- **What to do**: Below is a set of records; restate each one word for word.

===== Excerpted records =====

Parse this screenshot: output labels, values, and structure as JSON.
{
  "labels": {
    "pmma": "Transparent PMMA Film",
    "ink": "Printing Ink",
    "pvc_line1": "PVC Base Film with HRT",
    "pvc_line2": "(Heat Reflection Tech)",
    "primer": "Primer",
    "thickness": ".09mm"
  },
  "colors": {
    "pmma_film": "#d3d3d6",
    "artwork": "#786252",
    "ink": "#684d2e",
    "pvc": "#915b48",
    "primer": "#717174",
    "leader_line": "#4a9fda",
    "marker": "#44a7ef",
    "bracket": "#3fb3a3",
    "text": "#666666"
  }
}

=====

- **Solution for this exercise**:
Parse this screenshot: output labels, values, and structure as JSON.
{
  "labels": {
    "pmma": "Transparent PMMA Film",
    "ink": "Printing Ink",
    "pvc_line1": "PVC Base Film with HRT",
    "pvc_line2": "(Heat Reflection Tech)",
    "primer": "Primer",
    "thickness": ".09mm"
  },
  "colors": {
    "pmma_film": "#d3d3d6",
    "artwork": "#786252",
    "ink": "#684d2e",
    "pvc": "#915b48",
    "primer": "#717174",
    "leader_line": "#4a9fda",
    "marker": "#44a7ef",
    "bracket": "#3fb3a3",
    "text": "#666666"
  }
}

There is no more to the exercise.